◆ **Source data**
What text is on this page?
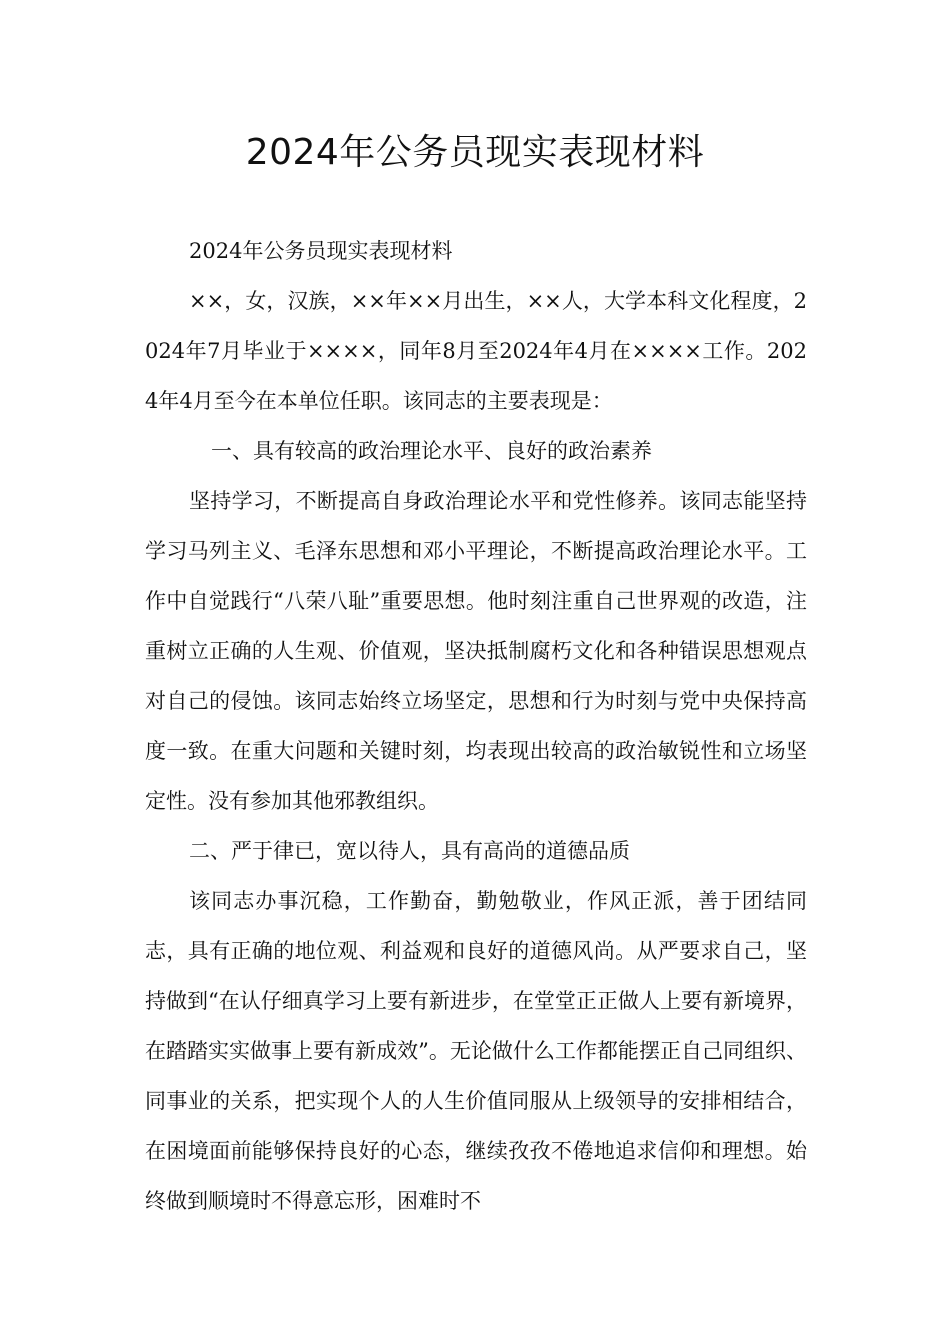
2024年公务员现实表现材料

2024年公务员现实表现材料

××，女，汉族，××年××月出生，××人，大学本科文化程度，2024年7月毕业于××××，同年8月至2024年4月在××××工作。2024年4月至今在本单位任职。该同志的主要表现是：

一、具有较高的政治理论水平、良好的政治素养

坚持学习，不断提高自身政治理论水平和党性修养。该同志能坚持学习马列主义、毛泽东思想和邓小平理论，不断提高政治理论水平。工作中自觉践行“八荣八耻”重要思想。他时刻注重自己世界观的改造，注重树立正确的人生观、价值观，坚决抵制腐朽文化和各种错误思想观点对自己的侵蚀。该同志始终立场坚定，思想和行为时刻与党中央保持高度一致。在重大问题和关键时刻，均表现出较高的政治敏锐性和立场坚定性。没有参加其他邪教组织。

二、严于律已，宽以待人，具有高尚的道德品质

该同志办事沉稳，工作勤奋，勤勉敬业，作风正派，善于团结同志，具有正确的地位观、利益观和良好的道德风尚。从严要求自己，坚持做到“在认仔细真学习上要有新进步，在堂堂正正做人上要有新境界，在踏踏实实做事上要有新成效”。无论做什么工作都能摆正自己同组织、同事业的关系，把实现个人的人生价值同服从上级领导的安排相结合，在困境面前能够保持良好的心态，继续孜孜不倦地追求信仰和理想。始终做到顺境时不得意忘形，困难时不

◆ **What the task asks**
Transcribe the material exactly, leaving every picture out.

◆ **Answer to this task**
What text is on this page?
2024年公务员现实表现材料

2024年公务员现实表现材料

××，女，汉族，××年××月出生，××人，大学本科文化程度，2024年7月毕业于××××，同年8月至2024年4月在××××工作。2024年4月至今在本单位任职。该同志的主要表现是：

一、具有较高的政治理论水平、良好的政治素养

坚持学习，不断提高自身政治理论水平和党性修养。该同志能坚持学习马列主义、毛泽东思想和邓小平理论，不断提高政治理论水平。工作中自觉践行“八荣八耻”重要思想。他时刻注重自己世界观的改造，注重树立正确的人生观、价值观，坚决抵制腐朽文化和各种错误思想观点对自己的侵蚀。该同志始终立场坚定，思想和行为时刻与党中央保持高度一致。在重大问题和关键时刻，均表现出较高的政治敏锐性和立场坚定性。没有参加其他邪教组织。

二、严于律已，宽以待人，具有高尚的道德品质

该同志办事沉稳，工作勤奋，勤勉敬业，作风正派，善于团结同志，具有正确的地位观、利益观和良好的道德风尚。从严要求自己，坚持做到“在认仔细真学习上要有新进步，在堂堂正正做人上要有新境界，在踏踏实实做事上要有新成效”。无论做什么工作都能摆正自己同组织、同事业的关系，把实现个人的人生价值同服从上级领导的安排相结合，在困境面前能够保持良好的心态，继续孜孜不倦地追求信仰和理想。始终做到顺境时不得意忘形，困难时不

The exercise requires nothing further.